WHAT THE TASK REQUIRES
Output the material word for word. Leave each picture out.

DATA TO USE
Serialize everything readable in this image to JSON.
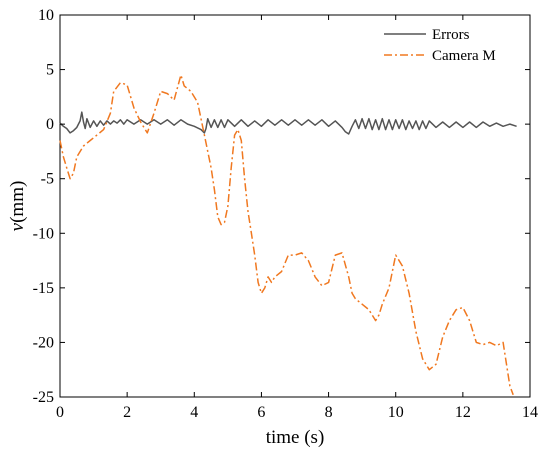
{
  "chart_data": {
    "type": "line",
    "title": "",
    "xlabel": "time (s)",
    "ylabel_var": "v",
    "ylabel_unit": "(mm)",
    "xlim": [
      0,
      14
    ],
    "ylim": [
      -25,
      10
    ],
    "x_ticks": [
      0,
      2,
      4,
      6,
      8,
      10,
      12,
      14
    ],
    "y_ticks": [
      10,
      5,
      0,
      -5,
      -10,
      -15,
      -20,
      -25
    ],
    "x_tick_labels": [
      "0",
      "2",
      "4",
      "6",
      "8",
      "10",
      "12",
      "14"
    ],
    "y_tick_labels": [
      "10",
      "5",
      "0",
      "-5",
      "-10",
      "-15",
      "-20",
      "-25"
    ],
    "grid": false,
    "legend_position": "top-right",
    "series": [
      {
        "name": "Errors",
        "color": "#555555",
        "style": "solid",
        "x": [
          0,
          0.1,
          0.2,
          0.3,
          0.4,
          0.5,
          0.6,
          0.65,
          0.7,
          0.75,
          0.8,
          0.9,
          1.0,
          1.1,
          1.2,
          1.3,
          1.4,
          1.5,
          1.6,
          1.7,
          1.8,
          1.9,
          2.0,
          2.2,
          2.4,
          2.6,
          2.8,
          3.0,
          3.2,
          3.4,
          3.6,
          3.8,
          4.0,
          4.2,
          4.3,
          4.35,
          4.4,
          4.5,
          4.6,
          4.7,
          4.8,
          4.9,
          5.0,
          5.2,
          5.4,
          5.6,
          5.8,
          6.0,
          6.2,
          6.4,
          6.6,
          6.8,
          7.0,
          7.2,
          7.4,
          7.6,
          7.8,
          8.0,
          8.2,
          8.4,
          8.5,
          8.6,
          8.7,
          8.8,
          8.9,
          9.0,
          9.1,
          9.2,
          9.3,
          9.4,
          9.5,
          9.6,
          9.7,
          9.8,
          9.9,
          10.0,
          10.1,
          10.2,
          10.3,
          10.4,
          10.5,
          10.6,
          10.7,
          10.8,
          10.9,
          11.0,
          11.2,
          11.4,
          11.6,
          11.8,
          12.0,
          12.2,
          12.4,
          12.6,
          12.8,
          13.0,
          13.2,
          13.4,
          13.6
        ],
        "y": [
          0.1,
          -0.2,
          -0.4,
          -0.8,
          -0.6,
          -0.3,
          0.3,
          1.1,
          0.2,
          -0.4,
          0.5,
          -0.3,
          0.3,
          -0.2,
          0.3,
          -0.1,
          0.3,
          0.0,
          0.3,
          0.1,
          0.4,
          0.0,
          0.4,
          0.0,
          0.4,
          0.0,
          0.4,
          0.0,
          0.4,
          -0.1,
          0.4,
          0.0,
          -0.2,
          -0.5,
          -0.8,
          -0.4,
          0.5,
          -0.3,
          0.4,
          -0.3,
          0.4,
          -0.3,
          0.4,
          -0.2,
          0.4,
          -0.2,
          0.3,
          -0.2,
          0.4,
          -0.1,
          0.4,
          -0.1,
          0.4,
          -0.1,
          0.4,
          -0.1,
          0.4,
          -0.2,
          0.3,
          -0.3,
          -0.7,
          -0.9,
          -0.2,
          0.4,
          -0.4,
          0.5,
          -0.4,
          0.5,
          -0.5,
          0.4,
          -0.5,
          0.5,
          -0.5,
          0.4,
          -0.5,
          0.4,
          -0.4,
          0.4,
          -0.5,
          0.3,
          -0.4,
          0.3,
          -0.5,
          0.3,
          -0.4,
          0.3,
          -0.3,
          0.2,
          -0.3,
          0.2,
          -0.3,
          0.2,
          -0.3,
          0.2,
          -0.2,
          0.1,
          -0.2,
          0.0,
          -0.2
        ]
      },
      {
        "name": "Camera M",
        "color": "#F07820",
        "style": "dashdot",
        "x": [
          0,
          0.1,
          0.2,
          0.3,
          0.4,
          0.5,
          0.7,
          0.9,
          1.1,
          1.3,
          1.5,
          1.6,
          1.8,
          2.0,
          2.2,
          2.4,
          2.6,
          2.8,
          3.0,
          3.2,
          3.4,
          3.6,
          3.7,
          3.9,
          4.1,
          4.3,
          4.5,
          4.6,
          4.7,
          4.8,
          4.9,
          5.0,
          5.1,
          5.2,
          5.3,
          5.4,
          5.5,
          5.6,
          5.7,
          5.8,
          5.9,
          6.0,
          6.1,
          6.2,
          6.3,
          6.4,
          6.6,
          6.8,
          7.0,
          7.2,
          7.4,
          7.6,
          7.8,
          8.0,
          8.2,
          8.4,
          8.6,
          8.7,
          8.8,
          9.0,
          9.2,
          9.4,
          9.5,
          9.6,
          9.8,
          10.0,
          10.2,
          10.4,
          10.6,
          10.8,
          11.0,
          11.2,
          11.4,
          11.6,
          11.8,
          12.0,
          12.2,
          12.4,
          12.6,
          12.8,
          13.0,
          13.2,
          13.3,
          13.4,
          13.5
        ],
        "y": [
          -1.5,
          -3.0,
          -4.0,
          -5.0,
          -4.5,
          -3.0,
          -2.0,
          -1.5,
          -1.0,
          -0.5,
          1.0,
          3.0,
          3.8,
          3.6,
          1.5,
          0.2,
          -0.8,
          1.0,
          3.0,
          2.8,
          2.2,
          4.5,
          3.5,
          3.0,
          2.0,
          -1.0,
          -4.0,
          -6.0,
          -8.5,
          -9.2,
          -9.0,
          -7.5,
          -4.0,
          -1.0,
          -0.5,
          -1.5,
          -5.0,
          -8.0,
          -10.0,
          -12.0,
          -14.5,
          -15.5,
          -15.0,
          -14.0,
          -14.5,
          -14.0,
          -13.5,
          -12.0,
          -12.0,
          -11.8,
          -12.5,
          -14.0,
          -14.8,
          -14.5,
          -12.0,
          -11.8,
          -14.0,
          -15.5,
          -16.0,
          -16.5,
          -17.0,
          -18.0,
          -17.5,
          -16.5,
          -15.0,
          -12.0,
          -13.0,
          -15.5,
          -19.0,
          -21.5,
          -22.5,
          -22.0,
          -19.5,
          -18.0,
          -17.0,
          -16.8,
          -18.0,
          -20.0,
          -20.2,
          -20.0,
          -20.3,
          -20.0,
          -22.0,
          -24.0,
          -24.8
        ]
      }
    ]
  }
}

RESPONSE TO THE EXERCISE
Serialize everything readable in this image to JSON.
{
  "chart_data": {
    "type": "line",
    "title": "",
    "xlabel": "time (s)",
    "ylabel_var": "v",
    "ylabel_unit": "(mm)",
    "xlim": [
      0,
      14
    ],
    "ylim": [
      -25,
      10
    ],
    "x_ticks": [
      0,
      2,
      4,
      6,
      8,
      10,
      12,
      14
    ],
    "y_ticks": [
      10,
      5,
      0,
      -5,
      -10,
      -15,
      -20,
      -25
    ],
    "x_tick_labels": [
      "0",
      "2",
      "4",
      "6",
      "8",
      "10",
      "12",
      "14"
    ],
    "y_tick_labels": [
      "10",
      "5",
      "0",
      "-5",
      "-10",
      "-15",
      "-20",
      "-25"
    ],
    "grid": false,
    "legend_position": "top-right",
    "series": [
      {
        "name": "Errors",
        "color": "#555555",
        "style": "solid",
        "x": [
          0,
          0.1,
          0.2,
          0.3,
          0.4,
          0.5,
          0.6,
          0.65,
          0.7,
          0.75,
          0.8,
          0.9,
          1.0,
          1.1,
          1.2,
          1.3,
          1.4,
          1.5,
          1.6,
          1.7,
          1.8,
          1.9,
          2.0,
          2.2,
          2.4,
          2.6,
          2.8,
          3.0,
          3.2,
          3.4,
          3.6,
          3.8,
          4.0,
          4.2,
          4.3,
          4.35,
          4.4,
          4.5,
          4.6,
          4.7,
          4.8,
          4.9,
          5.0,
          5.2,
          5.4,
          5.6,
          5.8,
          6.0,
          6.2,
          6.4,
          6.6,
          6.8,
          7.0,
          7.2,
          7.4,
          7.6,
          7.8,
          8.0,
          8.2,
          8.4,
          8.5,
          8.6,
          8.7,
          8.8,
          8.9,
          9.0,
          9.1,
          9.2,
          9.3,
          9.4,
          9.5,
          9.6,
          9.7,
          9.8,
          9.9,
          10.0,
          10.1,
          10.2,
          10.3,
          10.4,
          10.5,
          10.6,
          10.7,
          10.8,
          10.9,
          11.0,
          11.2,
          11.4,
          11.6,
          11.8,
          12.0,
          12.2,
          12.4,
          12.6,
          12.8,
          13.0,
          13.2,
          13.4,
          13.6
        ],
        "y": [
          0.1,
          -0.2,
          -0.4,
          -0.8,
          -0.6,
          -0.3,
          0.3,
          1.1,
          0.2,
          -0.4,
          0.5,
          -0.3,
          0.3,
          -0.2,
          0.3,
          -0.1,
          0.3,
          0.0,
          0.3,
          0.1,
          0.4,
          0.0,
          0.4,
          0.0,
          0.4,
          0.0,
          0.4,
          0.0,
          0.4,
          -0.1,
          0.4,
          0.0,
          -0.2,
          -0.5,
          -0.8,
          -0.4,
          0.5,
          -0.3,
          0.4,
          -0.3,
          0.4,
          -0.3,
          0.4,
          -0.2,
          0.4,
          -0.2,
          0.3,
          -0.2,
          0.4,
          -0.1,
          0.4,
          -0.1,
          0.4,
          -0.1,
          0.4,
          -0.1,
          0.4,
          -0.2,
          0.3,
          -0.3,
          -0.7,
          -0.9,
          -0.2,
          0.4,
          -0.4,
          0.5,
          -0.4,
          0.5,
          -0.5,
          0.4,
          -0.5,
          0.5,
          -0.5,
          0.4,
          -0.5,
          0.4,
          -0.4,
          0.4,
          -0.5,
          0.3,
          -0.4,
          0.3,
          -0.5,
          0.3,
          -0.4,
          0.3,
          -0.3,
          0.2,
          -0.3,
          0.2,
          -0.3,
          0.2,
          -0.3,
          0.2,
          -0.2,
          0.1,
          -0.2,
          0.0,
          -0.2
        ]
      },
      {
        "name": "Camera M",
        "color": "#F07820",
        "style": "dashdot",
        "x": [
          0,
          0.1,
          0.2,
          0.3,
          0.4,
          0.5,
          0.7,
          0.9,
          1.1,
          1.3,
          1.5,
          1.6,
          1.8,
          2.0,
          2.2,
          2.4,
          2.6,
          2.8,
          3.0,
          3.2,
          3.4,
          3.6,
          3.7,
          3.9,
          4.1,
          4.3,
          4.5,
          4.6,
          4.7,
          4.8,
          4.9,
          5.0,
          5.1,
          5.2,
          5.3,
          5.4,
          5.5,
          5.6,
          5.7,
          5.8,
          5.9,
          6.0,
          6.1,
          6.2,
          6.3,
          6.4,
          6.6,
          6.8,
          7.0,
          7.2,
          7.4,
          7.6,
          7.8,
          8.0,
          8.2,
          8.4,
          8.6,
          8.7,
          8.8,
          9.0,
          9.2,
          9.4,
          9.5,
          9.6,
          9.8,
          10.0,
          10.2,
          10.4,
          10.6,
          10.8,
          11.0,
          11.2,
          11.4,
          11.6,
          11.8,
          12.0,
          12.2,
          12.4,
          12.6,
          12.8,
          13.0,
          13.2,
          13.3,
          13.4,
          13.5
        ],
        "y": [
          -1.5,
          -3.0,
          -4.0,
          -5.0,
          -4.5,
          -3.0,
          -2.0,
          -1.5,
          -1.0,
          -0.5,
          1.0,
          3.0,
          3.8,
          3.6,
          1.5,
          0.2,
          -0.8,
          1.0,
          3.0,
          2.8,
          2.2,
          4.5,
          3.5,
          3.0,
          2.0,
          -1.0,
          -4.0,
          -6.0,
          -8.5,
          -9.2,
          -9.0,
          -7.5,
          -4.0,
          -1.0,
          -0.5,
          -1.5,
          -5.0,
          -8.0,
          -10.0,
          -12.0,
          -14.5,
          -15.5,
          -15.0,
          -14.0,
          -14.5,
          -14.0,
          -13.5,
          -12.0,
          -12.0,
          -11.8,
          -12.5,
          -14.0,
          -14.8,
          -14.5,
          -12.0,
          -11.8,
          -14.0,
          -15.5,
          -16.0,
          -16.5,
          -17.0,
          -18.0,
          -17.5,
          -16.5,
          -15.0,
          -12.0,
          -13.0,
          -15.5,
          -19.0,
          -21.5,
          -22.5,
          -22.0,
          -19.5,
          -18.0,
          -17.0,
          -16.8,
          -18.0,
          -20.0,
          -20.2,
          -20.0,
          -20.3,
          -20.0,
          -22.0,
          -24.0,
          -24.8
        ]
      }
    ]
  }
}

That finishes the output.